-------- Given data
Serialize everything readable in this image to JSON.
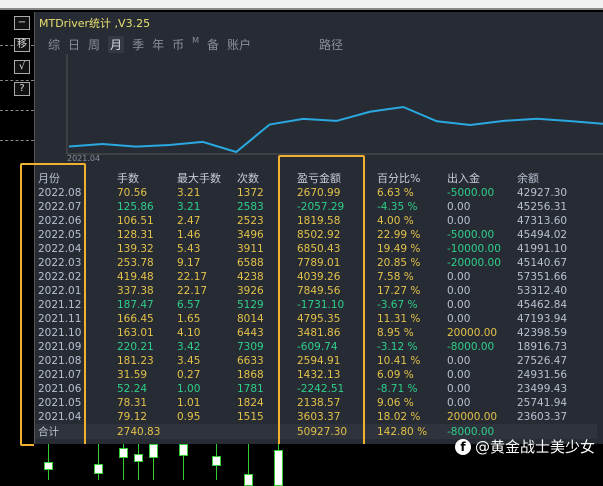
{
  "window": {
    "title": "MTDriver统计 ,V3.25"
  },
  "side_buttons": [
    "−",
    "移",
    "√",
    "?"
  ],
  "tabs": [
    {
      "label": "综"
    },
    {
      "label": "日"
    },
    {
      "label": "周"
    },
    {
      "label": "月",
      "active": true
    },
    {
      "label": "季"
    },
    {
      "label": "年"
    },
    {
      "label": "币"
    },
    {
      "label": "M"
    },
    {
      "label": "备"
    },
    {
      "label": "账户"
    },
    {
      "label": "路径"
    }
  ],
  "chart": {
    "x_start_label": "2021.04",
    "line_color": "#2aa8e0"
  },
  "table": {
    "headers": [
      "月份",
      "手数",
      "最大手数",
      "次数",
      "盈亏金额",
      "百分比%",
      "出入金",
      "余额"
    ],
    "rows": [
      [
        "2022.08",
        "70.56",
        "3.21",
        "1372",
        "2670.99",
        "6.63 %",
        "-5000.00",
        "42927.30"
      ],
      [
        "2022.07",
        "125.86",
        "3.21",
        "2583",
        "-2057.29",
        "-4.35 %",
        "0.00",
        "45256.31"
      ],
      [
        "2022.06",
        "106.51",
        "2.47",
        "2523",
        "1819.58",
        "4.00 %",
        "0.00",
        "47313.60"
      ],
      [
        "2022.05",
        "128.31",
        "1.46",
        "3496",
        "8502.92",
        "22.99 %",
        "-5000.00",
        "45494.02"
      ],
      [
        "2022.04",
        "139.32",
        "5.43",
        "3911",
        "6850.43",
        "19.49 %",
        "-10000.00",
        "41991.10"
      ],
      [
        "2022.03",
        "253.78",
        "9.17",
        "6588",
        "7789.01",
        "20.85 %",
        "-20000.00",
        "45140.67"
      ],
      [
        "2022.02",
        "419.48",
        "22.17",
        "4238",
        "4039.26",
        "7.58 %",
        "0.00",
        "57351.66"
      ],
      [
        "2022.01",
        "337.38",
        "22.17",
        "3926",
        "7849.56",
        "17.27 %",
        "0.00",
        "53312.40"
      ],
      [
        "2021.12",
        "187.47",
        "6.57",
        "5129",
        "-1731.10",
        "-3.67 %",
        "0.00",
        "45462.84"
      ],
      [
        "2021.11",
        "166.45",
        "1.65",
        "8014",
        "4795.35",
        "11.31 %",
        "0.00",
        "47193.94"
      ],
      [
        "2021.10",
        "163.01",
        "4.10",
        "6443",
        "3481.86",
        "8.95 %",
        "20000.00",
        "42398.59"
      ],
      [
        "2021.09",
        "220.21",
        "3.42",
        "7309",
        "-609.74",
        "-3.12 %",
        "-8000.00",
        "18916.73"
      ],
      [
        "2021.08",
        "181.23",
        "3.45",
        "6633",
        "2594.91",
        "10.41 %",
        "0.00",
        "27526.47"
      ],
      [
        "2021.07",
        "31.59",
        "0.27",
        "1868",
        "1432.13",
        "6.09 %",
        "0.00",
        "24931.56"
      ],
      [
        "2021.06",
        "52.24",
        "1.00",
        "1781",
        "-2242.51",
        "-8.71 %",
        "0.00",
        "23499.43"
      ],
      [
        "2021.05",
        "78.31",
        "1.01",
        "1824",
        "2138.57",
        "9.06 %",
        "0.00",
        "25741.94"
      ],
      [
        "2021.04",
        "79.12",
        "0.95",
        "1515",
        "3603.37",
        "18.02 %",
        "20000.00",
        "23603.37"
      ]
    ],
    "total": [
      "合计",
      "2740.83",
      "",
      "",
      "50927.30",
      "142.80 %",
      "-8000.00",
      ""
    ]
  },
  "watermark": "@黄金战士美少女",
  "colors": {
    "positive": "#e2c24a",
    "negative": "#2ecf8a",
    "highlight_box": "#f0b030"
  }
}
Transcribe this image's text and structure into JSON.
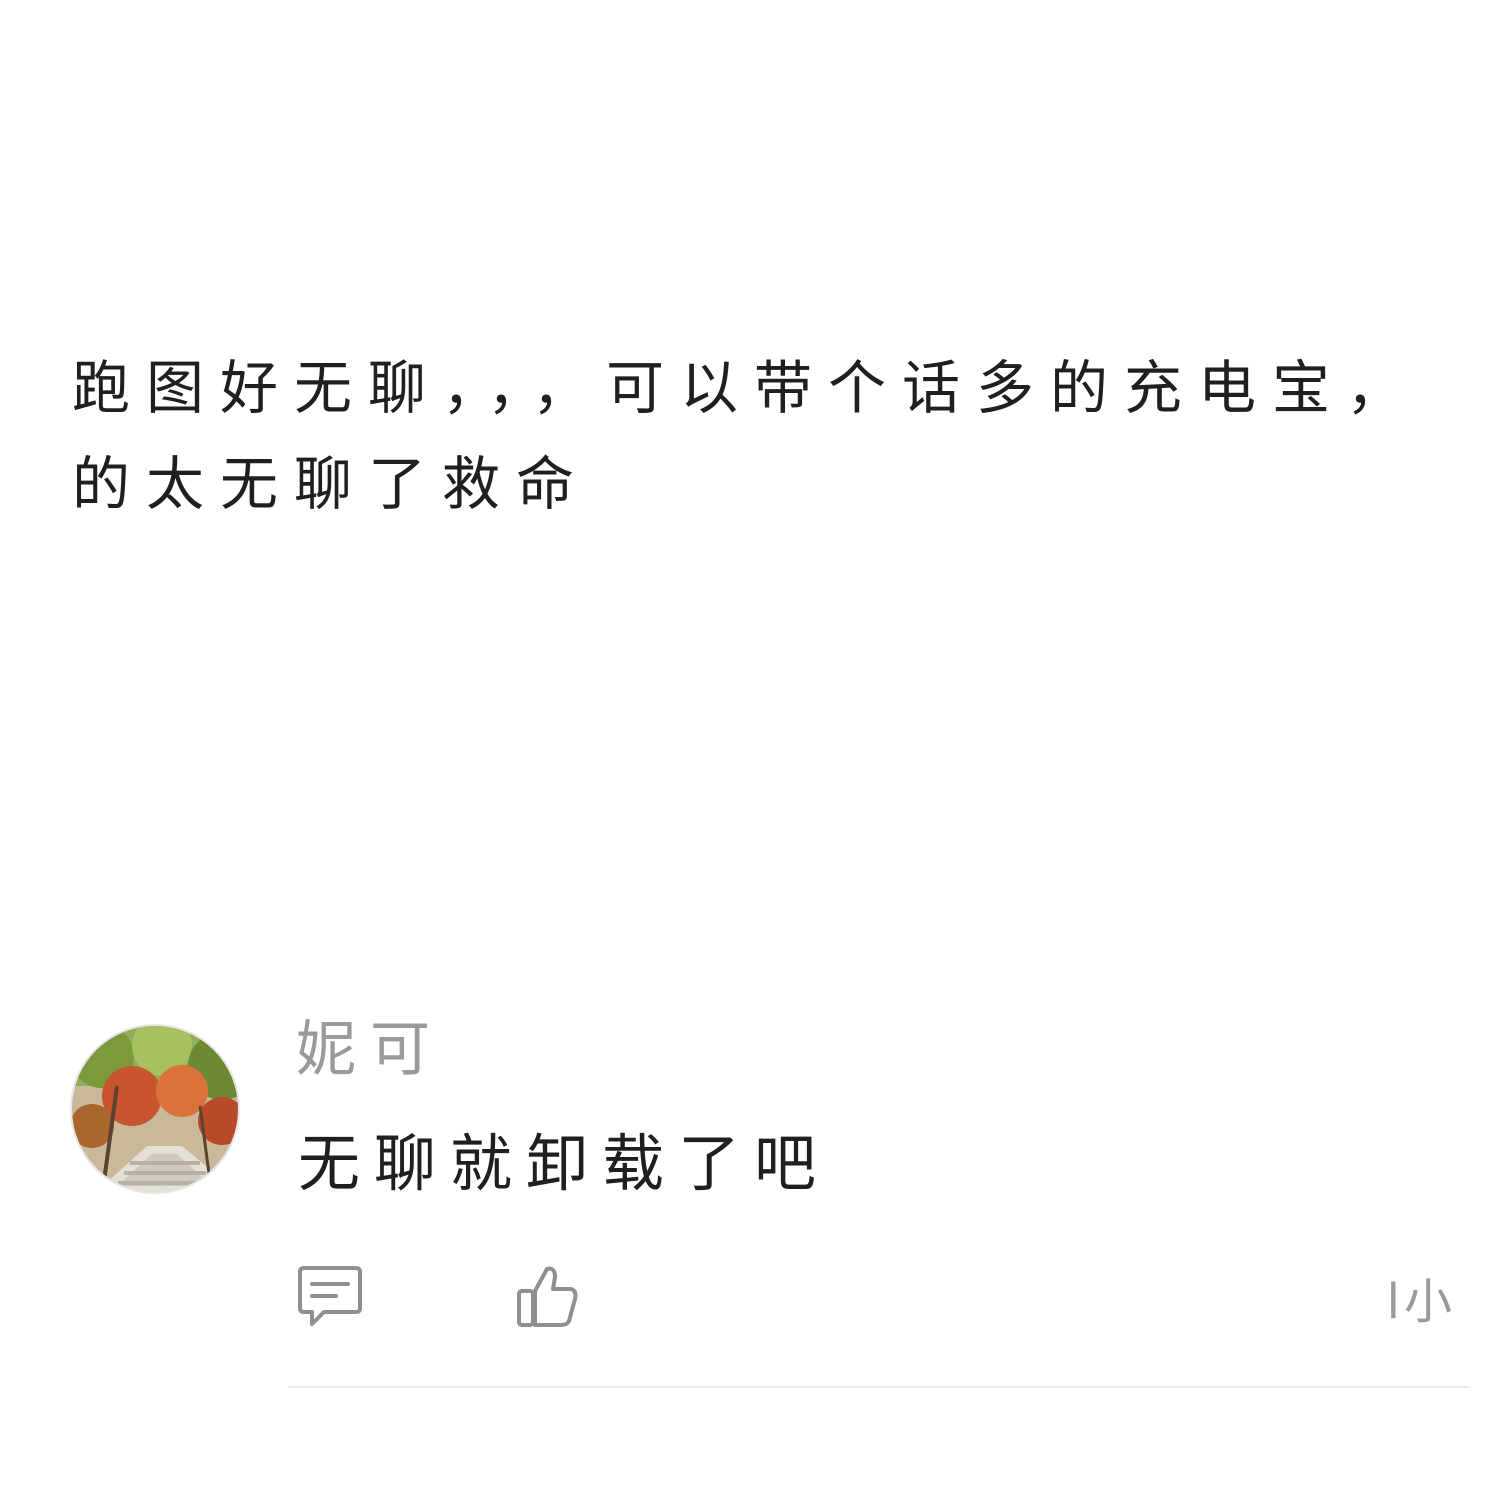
{
  "post": {
    "text": "跑图好无聊，，，可以带个话多的充电宝，的太无聊了救命"
  },
  "comment": {
    "avatar_icon": "landscape-photo-avatar",
    "username": "妮可",
    "text": "无聊就卸载了吧",
    "actions": {
      "reply_icon": "comment-bubble-icon",
      "like_icon": "thumbs-up-icon",
      "more_label": "l小"
    }
  },
  "colors": {
    "text": "#1f1f1f",
    "muted": "#9a9a9a",
    "icon": "#8f8f8f",
    "divider": "#ebebeb"
  }
}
----------------
Directions => Copy verbatim the span that begins at the line containing "Transcribe this image's" and ends at the last line of the material, inclusive of both; exclude pictures.

Written response =>
Transcribe this image's text and structure into JSON.
{
  "post": {
    "text": "跑图好无聊，，，可以带个话多的充电宝，的太无聊了救命"
  },
  "comment": {
    "avatar_icon": "landscape-photo-avatar",
    "username": "妮可",
    "text": "无聊就卸载了吧",
    "actions": {
      "reply_icon": "comment-bubble-icon",
      "like_icon": "thumbs-up-icon",
      "more_label": "l小"
    }
  },
  "colors": {
    "text": "#1f1f1f",
    "muted": "#9a9a9a",
    "icon": "#8f8f8f",
    "divider": "#ebebeb"
  }
}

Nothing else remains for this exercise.